■ Short problem
Reproduce all the entries exactly and keep the pictures out.

■ Task inputs
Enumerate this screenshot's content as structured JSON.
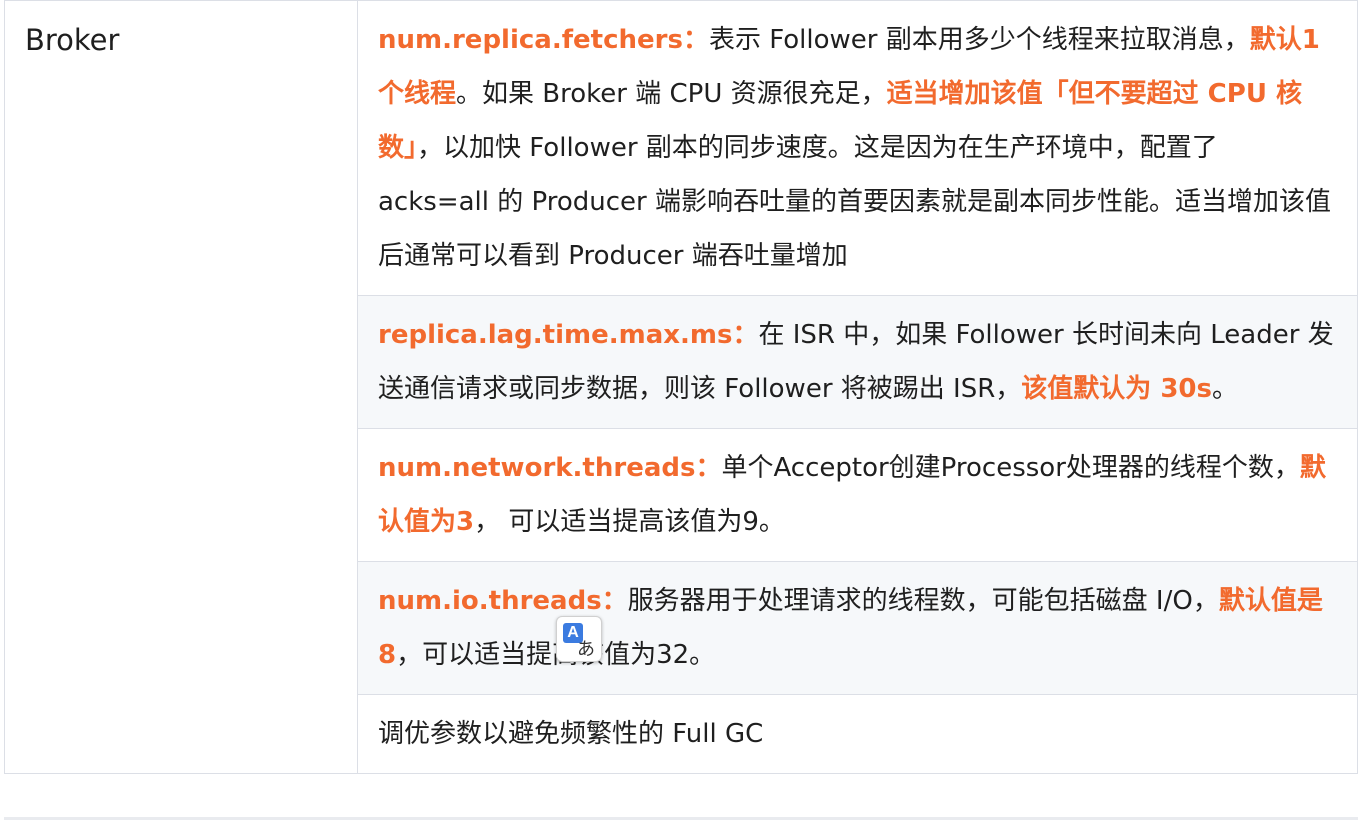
{
  "table": {
    "category": "Broker",
    "rows": [
      {
        "key": "num.replica.fetchers：",
        "parts": [
          {
            "t": "表示 Follower 副本用多少个线程来拉取消息，",
            "hl": false
          },
          {
            "t": "默认1个线程",
            "hl": true
          },
          {
            "t": "。如果 Broker 端 CPU 资源很充足，",
            "hl": false
          },
          {
            "t": "适当增加该值「但不要超过 CPU 核数」",
            "hl": true
          },
          {
            "t": "，以加快 Follower 副本的同步速度。这是因为在生产环境中，配置了 acks=all 的 Producer 端影响吞吐量的首要因素就是副本同步性能。适当增加该值后通常可以看到 Producer 端吞吐量增加",
            "hl": false
          }
        ]
      },
      {
        "key": "replica.lag.time.max.ms：",
        "parts": [
          {
            "t": "在 ISR 中，如果 Follower 长时间未向 Leader 发送通信请求或同步数据，则该 Follower 将被踢出 ISR，",
            "hl": false
          },
          {
            "t": "该值默认为 30s",
            "hl": true
          },
          {
            "t": "。",
            "hl": false
          }
        ]
      },
      {
        "key": "num.network.threads：",
        "parts": [
          {
            "t": "单个Acceptor创建Processor处理器的线程个数，",
            "hl": false
          },
          {
            "t": "默认值为3",
            "hl": true
          },
          {
            "t": "， 可以适当提高该值为9。",
            "hl": false
          }
        ]
      },
      {
        "key": "num.io.threads：",
        "parts": [
          {
            "t": "服务器用于处理请求的线程数，可能包括磁盘 I/O，",
            "hl": false
          },
          {
            "t": "默认值是 8",
            "hl": true
          },
          {
            "t": "，可以适当提高该值为32。",
            "hl": false
          }
        ]
      },
      {
        "key": "",
        "parts": [
          {
            "t": "调优参数以避免频繁性的 Full GC",
            "hl": false
          }
        ]
      }
    ]
  },
  "translate_popup": {
    "icon": "translate-icon",
    "letter_a": "A",
    "letter_b": "あ"
  },
  "colors": {
    "accent": "#f26a2e",
    "border": "#dcdfe6",
    "shade": "#f6f8fa"
  }
}
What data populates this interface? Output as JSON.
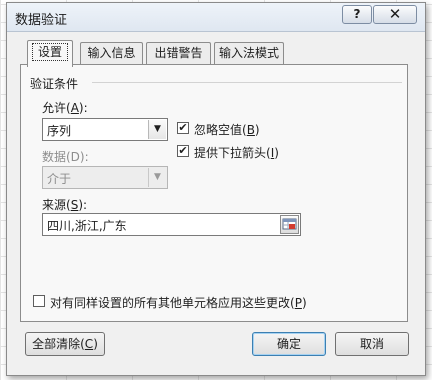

■ Answer to this task
Enumerate this screenshot's content as structured JSON.
{
  "table": {
    "category": "Broker",
    "rows": [
      {
        "key": "num.replica.fetchers：",
        "parts": [
          {
            "t": "表示 Follower 副本用多少个线程来拉取消息，",
            "hl": false
          },
          {
            "t": "默认1个线程",
            "hl": true
          },
          {
            "t": "。如果 Broker 端 CPU 资源很充足，",
            "hl": false
          },
          {
            "t": "适当增加该值「但不要超过 CPU 核数」",
            "hl": true
          },
          {
            "t": "，以加快 Follower 副本的同步速度。这是因为在生产环境中，配置了 acks=all 的 Producer 端影响吞吐量的首要因素就是副本同步性能。适当增加该值后通常可以看到 Producer 端吞吐量增加",
            "hl": false
          }
        ]
      },
      {
        "key": "replica.lag.time.max.ms：",
        "parts": [
          {
            "t": "在 ISR 中，如果 Follower 长时间未向 Leader 发送通信请求或同步数据，则该 Follower 将被踢出 ISR，",
            "hl": false
          },
          {
            "t": "该值默认为 30s",
            "hl": true
          },
          {
            "t": "。",
            "hl": false
          }
        ]
      },
      {
        "key": "num.network.threads：",
        "parts": [
          {
            "t": "单个Acceptor创建Processor处理器的线程个数，",
            "hl": false
          },
          {
            "t": "默认值为3",
            "hl": true
          },
          {
            "t": "， 可以适当提高该值为9。",
            "hl": false
          }
        ]
      },
      {
        "key": "num.io.threads：",
        "parts": [
          {
            "t": "服务器用于处理请求的线程数，可能包括磁盘 I/O，",
            "hl": false
          },
          {
            "t": "默认值是 8",
            "hl": true
          },
          {
            "t": "，可以适当提高该值为32。",
            "hl": false
          }
        ]
      },
      {
        "key": "",
        "parts": [
          {
            "t": "调优参数以避免频繁性的 Full GC",
            "hl": false
          }
        ]
      }
    ]
  },
  "translate_popup": {
    "icon": "translate-icon",
    "letter_a": "A",
    "letter_b": "あ"
  },
  "colors": {
    "accent": "#f26a2e",
    "border": "#dcdfe6",
    "shade": "#f6f8fa"
  }
}
What data populates this interface? Output as JSON.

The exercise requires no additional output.